Dataset records:

^^^^^^^^^^^^^^^^

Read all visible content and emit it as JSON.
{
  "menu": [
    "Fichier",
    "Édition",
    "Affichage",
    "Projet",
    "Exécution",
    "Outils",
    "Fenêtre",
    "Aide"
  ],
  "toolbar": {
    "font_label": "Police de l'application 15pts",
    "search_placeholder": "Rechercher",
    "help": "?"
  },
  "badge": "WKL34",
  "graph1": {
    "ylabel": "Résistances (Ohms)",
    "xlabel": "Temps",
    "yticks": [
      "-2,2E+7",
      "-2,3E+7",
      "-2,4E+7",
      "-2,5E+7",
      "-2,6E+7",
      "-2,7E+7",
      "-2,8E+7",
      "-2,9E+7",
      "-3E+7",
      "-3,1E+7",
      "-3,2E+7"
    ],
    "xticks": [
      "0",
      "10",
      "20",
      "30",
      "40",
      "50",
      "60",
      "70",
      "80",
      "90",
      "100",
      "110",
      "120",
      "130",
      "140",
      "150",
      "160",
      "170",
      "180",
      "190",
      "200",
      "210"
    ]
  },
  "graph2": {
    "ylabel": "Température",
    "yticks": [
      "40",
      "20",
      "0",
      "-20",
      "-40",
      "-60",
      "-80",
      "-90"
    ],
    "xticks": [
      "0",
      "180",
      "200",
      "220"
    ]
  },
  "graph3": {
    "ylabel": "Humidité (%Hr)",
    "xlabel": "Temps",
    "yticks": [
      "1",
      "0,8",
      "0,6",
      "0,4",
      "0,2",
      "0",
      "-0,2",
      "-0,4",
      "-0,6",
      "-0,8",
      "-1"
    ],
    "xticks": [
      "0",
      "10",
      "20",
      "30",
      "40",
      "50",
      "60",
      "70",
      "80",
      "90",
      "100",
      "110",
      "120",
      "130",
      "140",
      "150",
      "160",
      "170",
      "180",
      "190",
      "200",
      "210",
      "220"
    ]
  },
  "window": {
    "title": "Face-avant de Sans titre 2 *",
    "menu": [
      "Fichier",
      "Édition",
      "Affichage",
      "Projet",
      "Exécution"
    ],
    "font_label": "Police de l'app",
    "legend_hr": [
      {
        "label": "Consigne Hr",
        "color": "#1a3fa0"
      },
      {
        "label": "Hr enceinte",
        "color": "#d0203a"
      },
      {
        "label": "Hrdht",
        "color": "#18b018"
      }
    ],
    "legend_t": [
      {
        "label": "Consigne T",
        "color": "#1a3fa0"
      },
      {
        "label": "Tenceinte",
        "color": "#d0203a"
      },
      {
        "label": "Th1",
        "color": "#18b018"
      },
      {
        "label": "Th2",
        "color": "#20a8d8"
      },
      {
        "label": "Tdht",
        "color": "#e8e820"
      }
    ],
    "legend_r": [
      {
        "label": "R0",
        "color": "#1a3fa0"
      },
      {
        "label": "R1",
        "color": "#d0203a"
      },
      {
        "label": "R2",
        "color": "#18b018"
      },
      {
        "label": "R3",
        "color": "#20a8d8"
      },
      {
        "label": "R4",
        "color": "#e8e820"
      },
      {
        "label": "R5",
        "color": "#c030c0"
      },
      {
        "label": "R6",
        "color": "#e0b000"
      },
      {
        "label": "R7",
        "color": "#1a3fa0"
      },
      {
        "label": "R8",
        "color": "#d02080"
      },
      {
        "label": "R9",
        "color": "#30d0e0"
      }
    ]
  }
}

^^^^^^^^^^^^^^^^

Transcribe the full listing above without leaving anything out.

Full response:
Read all visible content and emit it as JSON.
{
  "menu": [
    "Fichier",
    "Édition",
    "Affichage",
    "Projet",
    "Exécution",
    "Outils",
    "Fenêtre",
    "Aide"
  ],
  "toolbar": {
    "font_label": "Police de l'application 15pts",
    "search_placeholder": "Rechercher",
    "help": "?"
  },
  "badge": "WKL34",
  "graph1": {
    "ylabel": "Résistances (Ohms)",
    "xlabel": "Temps",
    "yticks": [
      "-2,2E+7",
      "-2,3E+7",
      "-2,4E+7",
      "-2,5E+7",
      "-2,6E+7",
      "-2,7E+7",
      "-2,8E+7",
      "-2,9E+7",
      "-3E+7",
      "-3,1E+7",
      "-3,2E+7"
    ],
    "xticks": [
      "0",
      "10",
      "20",
      "30",
      "40",
      "50",
      "60",
      "70",
      "80",
      "90",
      "100",
      "110",
      "120",
      "130",
      "140",
      "150",
      "160",
      "170",
      "180",
      "190",
      "200",
      "210"
    ]
  },
  "graph2": {
    "ylabel": "Température",
    "yticks": [
      "40",
      "20",
      "0",
      "-20",
      "-40",
      "-60",
      "-80",
      "-90"
    ],
    "xticks": [
      "0",
      "180",
      "200",
      "220"
    ]
  },
  "graph3": {
    "ylabel": "Humidité (%Hr)",
    "xlabel": "Temps",
    "yticks": [
      "1",
      "0,8",
      "0,6",
      "0,4",
      "0,2",
      "0",
      "-0,2",
      "-0,4",
      "-0,6",
      "-0,8",
      "-1"
    ],
    "xticks": [
      "0",
      "10",
      "20",
      "30",
      "40",
      "50",
      "60",
      "70",
      "80",
      "90",
      "100",
      "110",
      "120",
      "130",
      "140",
      "150",
      "160",
      "170",
      "180",
      "190",
      "200",
      "210",
      "220"
    ]
  },
  "window": {
    "title": "Face-avant de Sans titre 2 *",
    "menu": [
      "Fichier",
      "Édition",
      "Affichage",
      "Projet",
      "Exécution"
    ],
    "font_label": "Police de l'app",
    "legend_hr": [
      {
        "label": "Consigne Hr",
        "color": "#1a3fa0"
      },
      {
        "label": "Hr enceinte",
        "color": "#d0203a"
      },
      {
        "label": "Hrdht",
        "color": "#18b018"
      }
    ],
    "legend_t": [
      {
        "label": "Consigne T",
        "color": "#1a3fa0"
      },
      {
        "label": "Tenceinte",
        "color": "#d0203a"
      },
      {
        "label": "Th1",
        "color": "#18b018"
      },
      {
        "label": "Th2",
        "color": "#20a8d8"
      },
      {
        "label": "Tdht",
        "color": "#e8e820"
      }
    ],
    "legend_r": [
      {
        "label": "R0",
        "color": "#1a3fa0"
      },
      {
        "label": "R1",
        "color": "#d0203a"
      },
      {
        "label": "R2",
        "color": "#18b018"
      },
      {
        "label": "R3",
        "color": "#20a8d8"
      },
      {
        "label": "R4",
        "color": "#e8e820"
      },
      {
        "label": "R5",
        "color": "#c030c0"
      },
      {
        "label": "R6",
        "color": "#e0b000"
      },
      {
        "label": "R7",
        "color": "#1a3fa0"
      },
      {
        "label": "R8",
        "color": "#d02080"
      },
      {
        "label": "R9",
        "color": "#30d0e0"
      }
    ]
  }
}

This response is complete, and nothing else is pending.